== WRITTEN REQUEST ==
Find the lines below that contain the word "color" and count them. Only the number should be given.

Dataset listings of figures
* Start *
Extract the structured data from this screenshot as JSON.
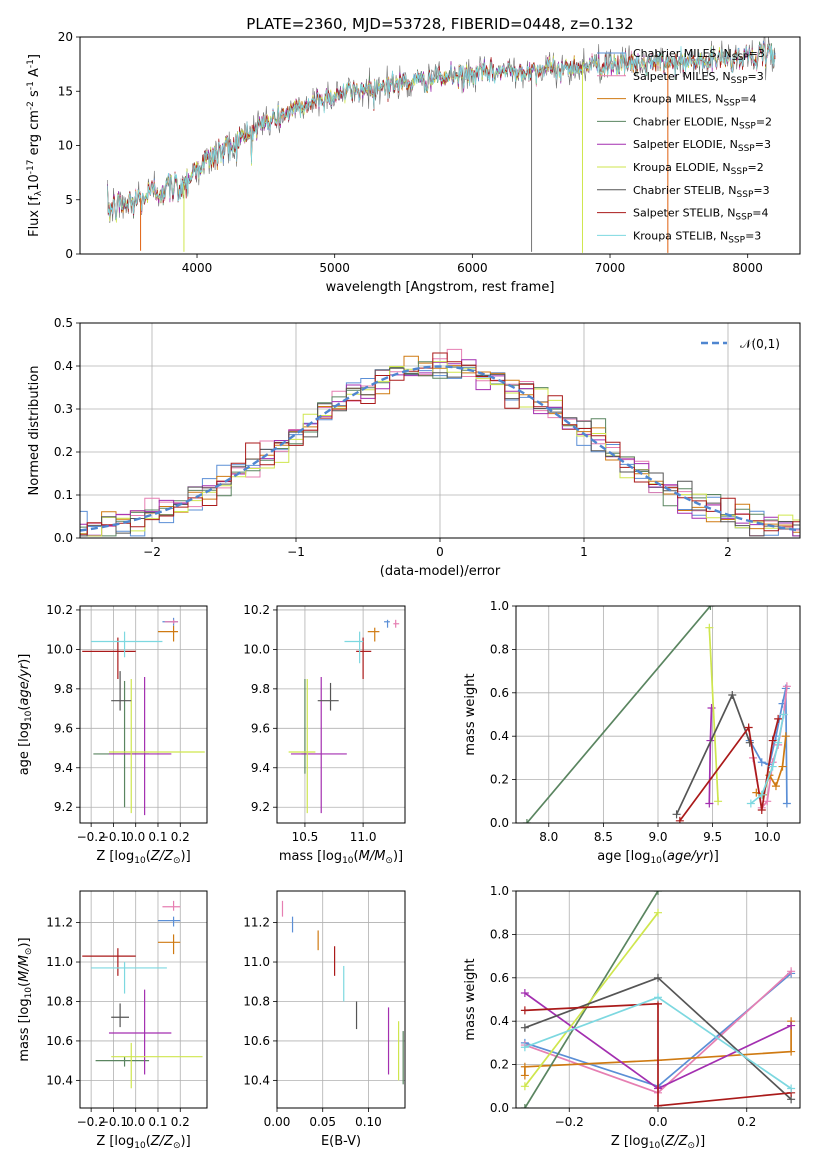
{
  "title": "PLATE=2360, MJD=53728, FIBERID=0448, z=0.132",
  "legend_entries": [
    {
      "label": "Chabrier MILES, N$_{SSP}$=3",
      "color": "#5b8fd6"
    },
    {
      "label": "Salpeter MILES, N$_{SSP}$=3",
      "color": "#e67fb2"
    },
    {
      "label": "Kroupa MILES, N$_{SSP}$=4",
      "color": "#cf7a12"
    },
    {
      "label": "Chabrier ELODIE, N$_{SSP}$=2",
      "color": "#5a8560"
    },
    {
      "label": "Salpeter ELODIE, N$_{SSP}$=3",
      "color": "#a32fb0"
    },
    {
      "label": "Kroupa ELODIE, N$_{SSP}$=2",
      "color": "#cfe64e"
    },
    {
      "label": "Chabrier STELIB, N$_{SSP}$=3",
      "color": "#555555"
    },
    {
      "label": "Salpeter STELIB, N$_{SSP}$=4",
      "color": "#aa1a1a"
    },
    {
      "label": "Kroupa STELIB, N$_{SSP}$=3",
      "color": "#7dd8e0"
    }
  ],
  "chart_data": [
    {
      "id": "spectrum",
      "type": "line",
      "xlabel": "wavelength [Angstrom, rest frame]",
      "ylabel": "Flux [f$_\\lambda$10$^{-17}$ erg cm$^{-2}$ s$^{-1}$ A$^{-1}$]",
      "xlim": [
        3150,
        8380
      ],
      "ylim": [
        0,
        20
      ],
      "xticks": [
        4000,
        5000,
        6000,
        7000,
        8000
      ],
      "yticks": [
        0,
        5,
        10,
        15,
        20
      ],
      "continuum": [
        [
          3350,
          4.2
        ],
        [
          3500,
          4.6
        ],
        [
          3700,
          5.8
        ],
        [
          3900,
          6.4
        ],
        [
          4000,
          8.0
        ],
        [
          4150,
          9.3
        ],
        [
          4300,
          10.4
        ],
        [
          4500,
          12.1
        ],
        [
          4700,
          13.2
        ],
        [
          4900,
          14.3
        ],
        [
          5100,
          15.0
        ],
        [
          5300,
          15.4
        ],
        [
          5500,
          15.8
        ],
        [
          5700,
          16.1
        ],
        [
          5900,
          16.4
        ],
        [
          6100,
          16.7
        ],
        [
          6300,
          16.9
        ],
        [
          6500,
          17.0
        ],
        [
          6700,
          17.2
        ],
        [
          6900,
          17.4
        ],
        [
          7100,
          17.5
        ],
        [
          7300,
          17.6
        ],
        [
          7500,
          17.7
        ],
        [
          7700,
          17.8
        ],
        [
          7900,
          18.1
        ],
        [
          8100,
          18.3
        ],
        [
          8200,
          18.3
        ]
      ],
      "drops": [
        [
          3590,
          0.3
        ],
        [
          3905,
          0.2
        ],
        [
          6430,
          0.2
        ],
        [
          6800,
          0.1
        ],
        [
          7420,
          0.1
        ]
      ],
      "grid": false
    },
    {
      "id": "residual_hist",
      "type": "line",
      "xlabel": "(data-model)/error",
      "ylabel": "Normed distribution",
      "xlim": [
        -2.5,
        2.5
      ],
      "ylim": [
        0,
        0.5
      ],
      "xticks": [
        -2,
        -1,
        0,
        1,
        2
      ],
      "yticks": [
        0.0,
        0.1,
        0.2,
        0.3,
        0.4,
        0.5
      ],
      "reference_label": "$\\mathcal{N}(0,1)$",
      "bin_width": 0.1,
      "grid": true,
      "legend_position": "top-right"
    },
    {
      "id": "Z_vs_age",
      "type": "scatter",
      "xlabel": "Z [log$_{10}$($Z/Z_\\odot$)]",
      "ylabel": "age  [log$_{10}$($age/yr$)]",
      "xlim": [
        -0.25,
        0.32
      ],
      "ylim": [
        9.12,
        10.22
      ],
      "xticks": [
        -0.2,
        -0.1,
        0.0,
        0.1,
        0.2
      ],
      "yticks": [
        9.2,
        9.4,
        9.6,
        9.8,
        10.0,
        10.2
      ],
      "grid": true,
      "points": [
        {
          "s": 0,
          "x": 0.17,
          "xe": [
            0.12,
            0.19
          ],
          "y": 10.14,
          "ye": [
            10.12,
            10.16
          ]
        },
        {
          "s": 1,
          "x": 0.17,
          "xe": [
            0.13,
            0.19
          ],
          "y": 10.14,
          "ye": [
            10.13,
            10.15
          ]
        },
        {
          "s": 2,
          "x": 0.17,
          "xe": [
            0.1,
            0.19
          ],
          "y": 10.09,
          "ye": [
            10.04,
            10.12
          ]
        },
        {
          "s": 3,
          "x": -0.05,
          "xe": [
            -0.19,
            0.06
          ],
          "y": 9.47,
          "ye": [
            9.2,
            9.84
          ]
        },
        {
          "s": 4,
          "x": 0.04,
          "xe": [
            -0.12,
            0.16
          ],
          "y": 9.47,
          "ye": [
            9.16,
            9.86
          ]
        },
        {
          "s": 5,
          "x": -0.02,
          "xe": [
            -0.12,
            0.31
          ],
          "y": 9.48,
          "ye": [
            9.17,
            9.85
          ]
        },
        {
          "s": 6,
          "x": -0.07,
          "xe": [
            -0.11,
            -0.02
          ],
          "y": 9.74,
          "ye": [
            9.69,
            9.89
          ]
        },
        {
          "s": 7,
          "x": -0.08,
          "xe": [
            -0.24,
            0.0
          ],
          "y": 9.99,
          "ye": [
            9.85,
            10.06
          ]
        },
        {
          "s": 8,
          "x": -0.05,
          "xe": [
            -0.2,
            0.12
          ],
          "y": 10.04,
          "ye": [
            9.96,
            10.09
          ]
        }
      ]
    },
    {
      "id": "mass_vs_age",
      "type": "scatter",
      "xlabel": "mass [log$_{10}$($M/M_\\odot$)]",
      "ylabel": "",
      "xlim": [
        10.26,
        11.36
      ],
      "ylim": [
        9.12,
        10.22
      ],
      "xticks": [
        10.5,
        11.0
      ],
      "yticks": [
        9.2,
        9.4,
        9.6,
        9.8,
        10.0,
        10.2
      ],
      "grid": true,
      "points": [
        {
          "s": 0,
          "x": 11.21,
          "xe": [
            11.18,
            11.23
          ],
          "y": 10.14,
          "ye": [
            10.11,
            10.15
          ]
        },
        {
          "s": 1,
          "x": 11.28,
          "xe": [
            11.26,
            11.31
          ],
          "y": 10.13,
          "ye": [
            10.11,
            10.15
          ]
        },
        {
          "s": 2,
          "x": 11.1,
          "xe": [
            11.04,
            11.14
          ],
          "y": 10.09,
          "ye": [
            10.04,
            10.11
          ]
        },
        {
          "s": 3,
          "x": 10.5,
          "xe": [
            10.47,
            10.52
          ],
          "y": 9.47,
          "ye": [
            9.37,
            9.85
          ]
        },
        {
          "s": 4,
          "x": 10.64,
          "xe": [
            10.38,
            10.86
          ],
          "y": 9.47,
          "ye": [
            9.17,
            9.86
          ]
        },
        {
          "s": 5,
          "x": 10.52,
          "xe": [
            10.36,
            10.59
          ],
          "y": 9.48,
          "ye": [
            9.17,
            9.85
          ]
        },
        {
          "s": 6,
          "x": 10.72,
          "xe": [
            10.61,
            10.79
          ],
          "y": 9.74,
          "ye": [
            9.69,
            9.83
          ]
        },
        {
          "s": 7,
          "x": 11.0,
          "xe": [
            10.94,
            11.07
          ],
          "y": 9.99,
          "ye": [
            9.85,
            10.06
          ]
        },
        {
          "s": 8,
          "x": 10.97,
          "xe": [
            10.84,
            11.0
          ],
          "y": 10.04,
          "ye": [
            9.93,
            10.09
          ]
        }
      ]
    },
    {
      "id": "age_vs_massweight",
      "type": "line",
      "xlabel": "age  [log$_{10}$($age/yr$)]",
      "ylabel": "mass weight",
      "xlim": [
        7.7,
        10.3
      ],
      "ylim": [
        0,
        1
      ],
      "xticks": [
        8.0,
        8.5,
        9.0,
        9.5,
        10.0
      ],
      "yticks": [
        0.0,
        0.2,
        0.4,
        0.6,
        0.8,
        1.0
      ],
      "grid": true,
      "series": [
        {
          "s": 0,
          "x": [
            9.84,
            9.95,
            10.02,
            10.08,
            10.14,
            10.17,
            10.18
          ],
          "y": [
            0.38,
            0.28,
            0.27,
            0.4,
            0.55,
            0.62,
            0.09
          ]
        },
        {
          "s": 1,
          "x": [
            9.87,
            9.95,
            10.0,
            10.05,
            10.1,
            10.15,
            10.18
          ],
          "y": [
            0.3,
            0.07,
            0.1,
            0.28,
            0.36,
            0.5,
            0.63
          ]
        },
        {
          "s": 2,
          "x": [
            9.9,
            9.96,
            10.02,
            10.08,
            10.14,
            10.17
          ],
          "y": [
            0.14,
            0.13,
            0.22,
            0.17,
            0.26,
            0.4
          ]
        },
        {
          "s": 3,
          "x": [
            7.8,
            9.48
          ],
          "y": [
            0.0,
            1.0
          ]
        },
        {
          "s": 4,
          "x": [
            9.47,
            9.48,
            9.49
          ],
          "y": [
            0.09,
            0.38,
            0.53
          ]
        },
        {
          "s": 5,
          "x": [
            9.47,
            9.55
          ],
          "y": [
            0.9,
            0.1
          ]
        },
        {
          "s": 6,
          "x": [
            9.17,
            9.68,
            9.84
          ],
          "y": [
            0.04,
            0.59,
            0.37
          ]
        },
        {
          "s": 7,
          "x": [
            9.2,
            9.83,
            9.95,
            10.05,
            10.1
          ],
          "y": [
            0.01,
            0.44,
            0.06,
            0.38,
            0.48
          ]
        },
        {
          "s": 8,
          "x": [
            9.85,
            9.95,
            10.05,
            10.1,
            10.15
          ],
          "y": [
            0.09,
            0.13,
            0.26,
            0.37,
            0.5
          ]
        }
      ]
    },
    {
      "id": "Z_vs_mass",
      "type": "scatter",
      "xlabel": "Z [log$_{10}$($Z/Z_\\odot$)]",
      "ylabel": "mass [log$_{10}$($M/M_\\odot$)]",
      "xlim": [
        -0.25,
        0.32
      ],
      "ylim": [
        10.26,
        11.36
      ],
      "xticks": [
        -0.2,
        -0.1,
        0.0,
        0.1,
        0.2
      ],
      "yticks": [
        10.4,
        10.6,
        10.8,
        11.0,
        11.2
      ],
      "grid": true,
      "points": [
        {
          "s": 0,
          "x": 0.17,
          "xe": [
            0.1,
            0.2
          ],
          "y": 11.21,
          "ye": [
            11.18,
            11.23
          ]
        },
        {
          "s": 1,
          "x": 0.17,
          "xe": [
            0.12,
            0.2
          ],
          "y": 11.28,
          "ye": [
            11.26,
            11.31
          ]
        },
        {
          "s": 2,
          "x": 0.17,
          "xe": [
            0.1,
            0.2
          ],
          "y": 11.1,
          "ye": [
            11.04,
            11.14
          ]
        },
        {
          "s": 3,
          "x": -0.05,
          "xe": [
            -0.18,
            0.06
          ],
          "y": 10.5,
          "ye": [
            10.47,
            10.52
          ]
        },
        {
          "s": 4,
          "x": 0.04,
          "xe": [
            -0.12,
            0.16
          ],
          "y": 10.64,
          "ye": [
            10.43,
            10.86
          ]
        },
        {
          "s": 5,
          "x": -0.02,
          "xe": [
            -0.11,
            0.3
          ],
          "y": 10.52,
          "ye": [
            10.36,
            10.59
          ]
        },
        {
          "s": 6,
          "x": -0.07,
          "xe": [
            -0.11,
            -0.03
          ],
          "y": 10.72,
          "ye": [
            10.67,
            10.79
          ]
        },
        {
          "s": 7,
          "x": -0.08,
          "xe": [
            -0.24,
            0.0
          ],
          "y": 11.03,
          "ye": [
            10.93,
            11.07
          ]
        },
        {
          "s": 8,
          "x": -0.05,
          "xe": [
            -0.2,
            0.14
          ],
          "y": 10.97,
          "ye": [
            10.84,
            11.0
          ]
        }
      ]
    },
    {
      "id": "ebv_vs_mass",
      "type": "scatter",
      "xlabel": "E(B-V)",
      "ylabel": "",
      "xlim": [
        0.0,
        0.14
      ],
      "ylim": [
        10.26,
        11.36
      ],
      "xticks": [
        0.0,
        0.05,
        0.1
      ],
      "yticks": [
        10.4,
        10.6,
        10.8,
        11.0,
        11.2
      ],
      "grid": true,
      "points": [
        {
          "s": 1,
          "x": 0.006,
          "y": 11.27,
          "ye": [
            11.23,
            11.31
          ]
        },
        {
          "s": 0,
          "x": 0.017,
          "y": 11.19,
          "ye": [
            11.15,
            11.23
          ]
        },
        {
          "s": 2,
          "x": 0.045,
          "y": 11.11,
          "ye": [
            11.06,
            11.16
          ]
        },
        {
          "s": 7,
          "x": 0.063,
          "y": 11.0,
          "ye": [
            10.93,
            11.08
          ]
        },
        {
          "s": 8,
          "x": 0.073,
          "y": 10.89,
          "ye": [
            10.8,
            10.98
          ]
        },
        {
          "s": 6,
          "x": 0.087,
          "y": 10.72,
          "ye": [
            10.66,
            10.8
          ]
        },
        {
          "s": 4,
          "x": 0.122,
          "y": 10.6,
          "ye": [
            10.43,
            10.77
          ]
        },
        {
          "s": 5,
          "x": 0.133,
          "y": 10.55,
          "ye": [
            10.4,
            10.7
          ]
        },
        {
          "s": 3,
          "x": 0.138,
          "y": 10.52,
          "ye": [
            10.38,
            10.65
          ]
        }
      ]
    },
    {
      "id": "Z_vs_massweight",
      "type": "line",
      "xlabel": "Z [log$_{10}$($Z/Z_\\odot$)]",
      "ylabel": "mass weight",
      "xlim": [
        -0.32,
        0.32
      ],
      "ylim": [
        0,
        1
      ],
      "xticks": [
        -0.2,
        0.0,
        0.2
      ],
      "yticks": [
        0.0,
        0.2,
        0.4,
        0.6,
        0.8,
        1.0
      ],
      "grid": true,
      "series": [
        {
          "s": 0,
          "x": [
            -0.3,
            0.0,
            0.3
          ],
          "y": [
            0.3,
            0.1,
            0.62
          ]
        },
        {
          "s": 1,
          "x": [
            -0.3,
            0.0,
            0.3
          ],
          "y": [
            0.29,
            0.07,
            0.63
          ]
        },
        {
          "s": 2,
          "x": [
            -0.3,
            -0.3,
            0.0,
            0.3,
            0.3
          ],
          "y": [
            0.15,
            0.19,
            0.22,
            0.26,
            0.4
          ]
        },
        {
          "s": 3,
          "x": [
            -0.3,
            0.0
          ],
          "y": [
            0.0,
            1.0
          ]
        },
        {
          "s": 4,
          "x": [
            -0.3,
            0.0,
            0.3
          ],
          "y": [
            0.53,
            0.09,
            0.38
          ]
        },
        {
          "s": 5,
          "x": [
            -0.3,
            0.0
          ],
          "y": [
            0.1,
            0.9
          ]
        },
        {
          "s": 6,
          "x": [
            -0.3,
            0.0,
            0.3
          ],
          "y": [
            0.37,
            0.6,
            0.04
          ]
        },
        {
          "s": 7,
          "x": [
            -0.3,
            0.0,
            0.0,
            0.3
          ],
          "y": [
            0.45,
            0.48,
            0.01,
            0.07
          ]
        },
        {
          "s": 8,
          "x": [
            -0.3,
            0.0,
            0.3
          ],
          "y": [
            0.28,
            0.51,
            0.09
          ]
        }
      ]
    }
  ]
}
* End *
== EXERCISE SOLUTION ==
9